▶ Written exercise
Pick out the lines in the listing below that contain the word "ylabel" and copy them.
== Dataset records ==
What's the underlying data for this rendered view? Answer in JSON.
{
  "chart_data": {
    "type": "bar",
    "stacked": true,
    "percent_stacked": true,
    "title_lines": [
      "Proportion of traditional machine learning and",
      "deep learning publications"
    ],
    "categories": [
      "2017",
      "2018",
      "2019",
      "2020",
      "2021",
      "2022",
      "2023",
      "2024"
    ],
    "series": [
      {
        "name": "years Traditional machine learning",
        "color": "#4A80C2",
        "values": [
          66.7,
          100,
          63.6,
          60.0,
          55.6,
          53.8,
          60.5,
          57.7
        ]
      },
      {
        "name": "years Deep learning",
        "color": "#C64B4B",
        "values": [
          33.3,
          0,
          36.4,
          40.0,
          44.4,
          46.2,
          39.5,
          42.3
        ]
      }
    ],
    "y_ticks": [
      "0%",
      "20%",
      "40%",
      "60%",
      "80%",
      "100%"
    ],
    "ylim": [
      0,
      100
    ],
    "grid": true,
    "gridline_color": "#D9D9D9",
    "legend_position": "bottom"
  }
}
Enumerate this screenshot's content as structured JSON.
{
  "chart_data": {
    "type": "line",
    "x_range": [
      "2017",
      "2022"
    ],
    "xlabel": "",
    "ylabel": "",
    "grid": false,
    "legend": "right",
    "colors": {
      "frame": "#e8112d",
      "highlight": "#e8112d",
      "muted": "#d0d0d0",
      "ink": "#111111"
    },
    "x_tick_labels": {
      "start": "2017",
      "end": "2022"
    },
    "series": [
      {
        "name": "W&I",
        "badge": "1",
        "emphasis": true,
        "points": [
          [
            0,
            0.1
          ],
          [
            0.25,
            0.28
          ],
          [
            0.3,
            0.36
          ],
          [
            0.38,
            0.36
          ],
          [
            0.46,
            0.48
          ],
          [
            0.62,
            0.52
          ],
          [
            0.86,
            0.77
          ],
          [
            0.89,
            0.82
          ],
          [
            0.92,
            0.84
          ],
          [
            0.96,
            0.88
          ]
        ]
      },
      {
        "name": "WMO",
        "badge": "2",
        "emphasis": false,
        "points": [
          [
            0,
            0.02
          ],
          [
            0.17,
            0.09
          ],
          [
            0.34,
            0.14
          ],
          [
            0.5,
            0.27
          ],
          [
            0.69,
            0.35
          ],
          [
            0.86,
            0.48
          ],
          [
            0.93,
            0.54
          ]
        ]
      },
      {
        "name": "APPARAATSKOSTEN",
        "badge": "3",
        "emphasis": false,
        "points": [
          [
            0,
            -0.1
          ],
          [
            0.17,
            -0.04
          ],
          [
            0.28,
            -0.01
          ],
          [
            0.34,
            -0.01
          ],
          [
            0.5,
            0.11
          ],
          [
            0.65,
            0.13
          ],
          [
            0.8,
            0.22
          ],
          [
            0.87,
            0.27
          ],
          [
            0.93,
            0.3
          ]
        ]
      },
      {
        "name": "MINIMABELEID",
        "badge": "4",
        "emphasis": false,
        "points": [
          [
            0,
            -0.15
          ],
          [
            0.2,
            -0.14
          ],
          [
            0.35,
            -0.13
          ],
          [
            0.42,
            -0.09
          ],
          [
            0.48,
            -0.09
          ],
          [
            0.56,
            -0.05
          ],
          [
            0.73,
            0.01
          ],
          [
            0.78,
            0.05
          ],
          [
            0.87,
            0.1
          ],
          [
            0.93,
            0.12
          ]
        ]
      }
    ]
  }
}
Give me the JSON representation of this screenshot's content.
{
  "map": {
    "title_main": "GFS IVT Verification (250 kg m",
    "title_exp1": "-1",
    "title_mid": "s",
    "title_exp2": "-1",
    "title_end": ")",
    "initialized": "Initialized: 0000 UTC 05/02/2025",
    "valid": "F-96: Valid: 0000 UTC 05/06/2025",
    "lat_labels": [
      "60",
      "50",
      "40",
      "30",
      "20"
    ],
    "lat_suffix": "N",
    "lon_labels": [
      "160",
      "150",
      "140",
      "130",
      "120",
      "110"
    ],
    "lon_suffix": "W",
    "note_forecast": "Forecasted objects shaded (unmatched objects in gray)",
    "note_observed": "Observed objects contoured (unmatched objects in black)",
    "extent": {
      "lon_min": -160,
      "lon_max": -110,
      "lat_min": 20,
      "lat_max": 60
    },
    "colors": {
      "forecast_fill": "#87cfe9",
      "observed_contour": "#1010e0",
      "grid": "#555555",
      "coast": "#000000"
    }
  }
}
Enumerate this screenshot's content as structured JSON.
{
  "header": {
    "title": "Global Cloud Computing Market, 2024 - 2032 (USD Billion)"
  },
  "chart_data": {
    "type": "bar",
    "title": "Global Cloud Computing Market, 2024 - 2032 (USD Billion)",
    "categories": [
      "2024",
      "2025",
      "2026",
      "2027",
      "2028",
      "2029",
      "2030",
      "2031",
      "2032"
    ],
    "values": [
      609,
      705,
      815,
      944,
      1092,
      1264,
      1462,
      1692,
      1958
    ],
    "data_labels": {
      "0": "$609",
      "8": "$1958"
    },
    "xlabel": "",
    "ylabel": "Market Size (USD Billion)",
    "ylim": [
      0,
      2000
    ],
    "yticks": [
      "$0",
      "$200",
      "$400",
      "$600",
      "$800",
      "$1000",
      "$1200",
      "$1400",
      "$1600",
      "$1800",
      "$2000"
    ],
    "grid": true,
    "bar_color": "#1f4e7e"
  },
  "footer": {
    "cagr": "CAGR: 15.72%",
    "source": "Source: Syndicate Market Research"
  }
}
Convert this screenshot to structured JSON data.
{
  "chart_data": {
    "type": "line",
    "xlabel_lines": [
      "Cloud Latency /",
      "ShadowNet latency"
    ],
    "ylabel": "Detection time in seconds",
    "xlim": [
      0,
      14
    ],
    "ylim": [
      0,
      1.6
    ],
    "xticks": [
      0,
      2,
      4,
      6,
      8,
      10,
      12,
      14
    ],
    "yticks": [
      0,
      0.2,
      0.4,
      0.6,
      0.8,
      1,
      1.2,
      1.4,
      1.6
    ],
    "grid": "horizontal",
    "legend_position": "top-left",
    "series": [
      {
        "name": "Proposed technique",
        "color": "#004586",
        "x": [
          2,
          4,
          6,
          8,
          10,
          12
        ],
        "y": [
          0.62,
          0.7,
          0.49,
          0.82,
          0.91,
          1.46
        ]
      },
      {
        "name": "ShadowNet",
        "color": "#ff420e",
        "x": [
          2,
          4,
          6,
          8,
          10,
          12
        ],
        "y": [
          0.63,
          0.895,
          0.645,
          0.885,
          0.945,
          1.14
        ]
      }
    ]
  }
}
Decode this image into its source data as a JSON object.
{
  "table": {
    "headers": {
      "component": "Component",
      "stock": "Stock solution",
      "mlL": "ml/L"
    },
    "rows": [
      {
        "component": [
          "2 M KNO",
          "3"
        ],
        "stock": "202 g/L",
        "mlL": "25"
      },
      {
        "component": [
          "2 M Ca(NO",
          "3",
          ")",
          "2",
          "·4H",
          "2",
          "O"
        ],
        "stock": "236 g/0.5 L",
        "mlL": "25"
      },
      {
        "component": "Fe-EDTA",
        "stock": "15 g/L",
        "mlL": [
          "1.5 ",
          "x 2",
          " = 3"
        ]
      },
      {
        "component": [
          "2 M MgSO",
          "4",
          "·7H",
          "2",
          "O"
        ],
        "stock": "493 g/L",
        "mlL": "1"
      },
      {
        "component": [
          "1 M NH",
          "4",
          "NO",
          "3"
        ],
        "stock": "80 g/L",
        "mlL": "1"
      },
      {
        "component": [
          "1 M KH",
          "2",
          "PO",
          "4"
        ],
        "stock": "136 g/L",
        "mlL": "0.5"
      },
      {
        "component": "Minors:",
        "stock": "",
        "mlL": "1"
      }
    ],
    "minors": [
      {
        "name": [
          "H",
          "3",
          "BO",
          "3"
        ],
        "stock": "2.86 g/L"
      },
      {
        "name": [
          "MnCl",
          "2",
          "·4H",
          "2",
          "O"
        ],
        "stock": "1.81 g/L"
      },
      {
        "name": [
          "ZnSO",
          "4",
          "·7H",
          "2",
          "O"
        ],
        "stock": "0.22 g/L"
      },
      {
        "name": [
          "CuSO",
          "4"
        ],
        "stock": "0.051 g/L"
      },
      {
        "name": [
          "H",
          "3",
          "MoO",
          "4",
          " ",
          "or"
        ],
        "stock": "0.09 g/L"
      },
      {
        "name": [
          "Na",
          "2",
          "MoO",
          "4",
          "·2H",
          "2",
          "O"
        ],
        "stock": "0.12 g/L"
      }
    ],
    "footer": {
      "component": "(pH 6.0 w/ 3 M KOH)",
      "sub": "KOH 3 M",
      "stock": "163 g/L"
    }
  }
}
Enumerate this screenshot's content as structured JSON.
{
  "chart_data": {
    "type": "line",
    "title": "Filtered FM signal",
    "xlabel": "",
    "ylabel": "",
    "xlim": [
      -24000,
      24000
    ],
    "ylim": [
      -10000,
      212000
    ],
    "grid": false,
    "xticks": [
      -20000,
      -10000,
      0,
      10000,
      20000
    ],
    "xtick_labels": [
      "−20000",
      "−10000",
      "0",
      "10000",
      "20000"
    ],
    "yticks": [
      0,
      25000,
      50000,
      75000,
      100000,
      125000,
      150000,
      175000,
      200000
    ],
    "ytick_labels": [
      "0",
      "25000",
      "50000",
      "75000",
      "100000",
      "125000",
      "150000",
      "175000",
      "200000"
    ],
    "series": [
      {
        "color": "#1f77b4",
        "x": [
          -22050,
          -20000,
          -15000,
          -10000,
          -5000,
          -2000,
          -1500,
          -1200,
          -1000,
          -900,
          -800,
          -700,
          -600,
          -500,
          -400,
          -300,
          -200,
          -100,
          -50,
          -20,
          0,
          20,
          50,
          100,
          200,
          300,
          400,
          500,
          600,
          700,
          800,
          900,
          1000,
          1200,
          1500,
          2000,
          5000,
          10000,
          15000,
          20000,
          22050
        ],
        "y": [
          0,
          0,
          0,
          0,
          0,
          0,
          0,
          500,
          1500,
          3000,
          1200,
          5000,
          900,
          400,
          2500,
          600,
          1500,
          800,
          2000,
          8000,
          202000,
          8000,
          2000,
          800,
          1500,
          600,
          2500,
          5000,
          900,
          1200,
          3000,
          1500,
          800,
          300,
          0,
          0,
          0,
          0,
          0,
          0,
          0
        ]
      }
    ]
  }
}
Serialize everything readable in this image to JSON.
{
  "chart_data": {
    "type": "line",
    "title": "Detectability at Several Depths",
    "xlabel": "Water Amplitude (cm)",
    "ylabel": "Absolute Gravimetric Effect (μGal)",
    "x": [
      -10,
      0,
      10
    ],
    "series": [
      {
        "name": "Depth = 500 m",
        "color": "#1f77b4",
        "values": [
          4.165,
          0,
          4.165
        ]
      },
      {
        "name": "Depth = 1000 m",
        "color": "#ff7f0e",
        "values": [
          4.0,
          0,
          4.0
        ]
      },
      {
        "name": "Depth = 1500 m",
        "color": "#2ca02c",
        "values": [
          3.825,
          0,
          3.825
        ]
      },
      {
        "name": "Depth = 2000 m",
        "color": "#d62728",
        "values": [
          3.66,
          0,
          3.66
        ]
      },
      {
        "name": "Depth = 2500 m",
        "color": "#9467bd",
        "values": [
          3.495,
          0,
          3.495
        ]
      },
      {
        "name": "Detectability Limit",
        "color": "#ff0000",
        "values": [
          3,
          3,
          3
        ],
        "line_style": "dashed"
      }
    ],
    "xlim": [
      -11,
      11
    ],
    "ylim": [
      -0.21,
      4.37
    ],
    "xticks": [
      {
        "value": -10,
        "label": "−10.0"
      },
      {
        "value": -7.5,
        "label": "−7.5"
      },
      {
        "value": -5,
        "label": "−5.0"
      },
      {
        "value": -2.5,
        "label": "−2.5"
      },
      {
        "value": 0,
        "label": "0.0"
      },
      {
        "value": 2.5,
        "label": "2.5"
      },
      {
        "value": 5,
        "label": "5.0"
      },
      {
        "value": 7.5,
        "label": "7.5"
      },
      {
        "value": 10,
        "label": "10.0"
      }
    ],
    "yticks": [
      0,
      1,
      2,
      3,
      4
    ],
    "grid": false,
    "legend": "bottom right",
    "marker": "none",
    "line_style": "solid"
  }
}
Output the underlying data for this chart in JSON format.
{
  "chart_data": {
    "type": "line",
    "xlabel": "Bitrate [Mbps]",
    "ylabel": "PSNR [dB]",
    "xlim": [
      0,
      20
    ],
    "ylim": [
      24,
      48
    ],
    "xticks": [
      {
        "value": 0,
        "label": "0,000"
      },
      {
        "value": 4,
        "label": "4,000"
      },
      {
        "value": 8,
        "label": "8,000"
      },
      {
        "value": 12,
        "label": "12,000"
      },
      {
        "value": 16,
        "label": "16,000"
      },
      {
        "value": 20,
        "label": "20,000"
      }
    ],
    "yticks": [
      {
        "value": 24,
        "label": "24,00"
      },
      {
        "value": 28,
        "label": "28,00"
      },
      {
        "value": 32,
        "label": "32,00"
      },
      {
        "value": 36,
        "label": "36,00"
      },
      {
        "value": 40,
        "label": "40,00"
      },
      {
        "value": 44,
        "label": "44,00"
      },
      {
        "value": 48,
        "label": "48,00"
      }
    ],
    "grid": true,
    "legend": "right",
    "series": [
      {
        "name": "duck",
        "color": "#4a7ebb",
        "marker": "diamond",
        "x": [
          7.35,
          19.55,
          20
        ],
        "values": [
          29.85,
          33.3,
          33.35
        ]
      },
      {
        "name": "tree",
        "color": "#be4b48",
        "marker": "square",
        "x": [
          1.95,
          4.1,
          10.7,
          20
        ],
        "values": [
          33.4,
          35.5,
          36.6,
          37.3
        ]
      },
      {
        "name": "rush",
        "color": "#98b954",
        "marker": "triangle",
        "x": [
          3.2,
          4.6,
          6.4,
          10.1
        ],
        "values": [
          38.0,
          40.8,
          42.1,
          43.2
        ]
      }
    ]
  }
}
===
▶ Solution
    "ylabel": "",
    "ylabel": "Market Size (USD Billion)",
    "ylabel": "Detection time in seconds",
    "ylabel": "",
    "ylabel": "Absolute Gravimetric Effect (μGal)",
    "ylabel": "PSNR [dB]",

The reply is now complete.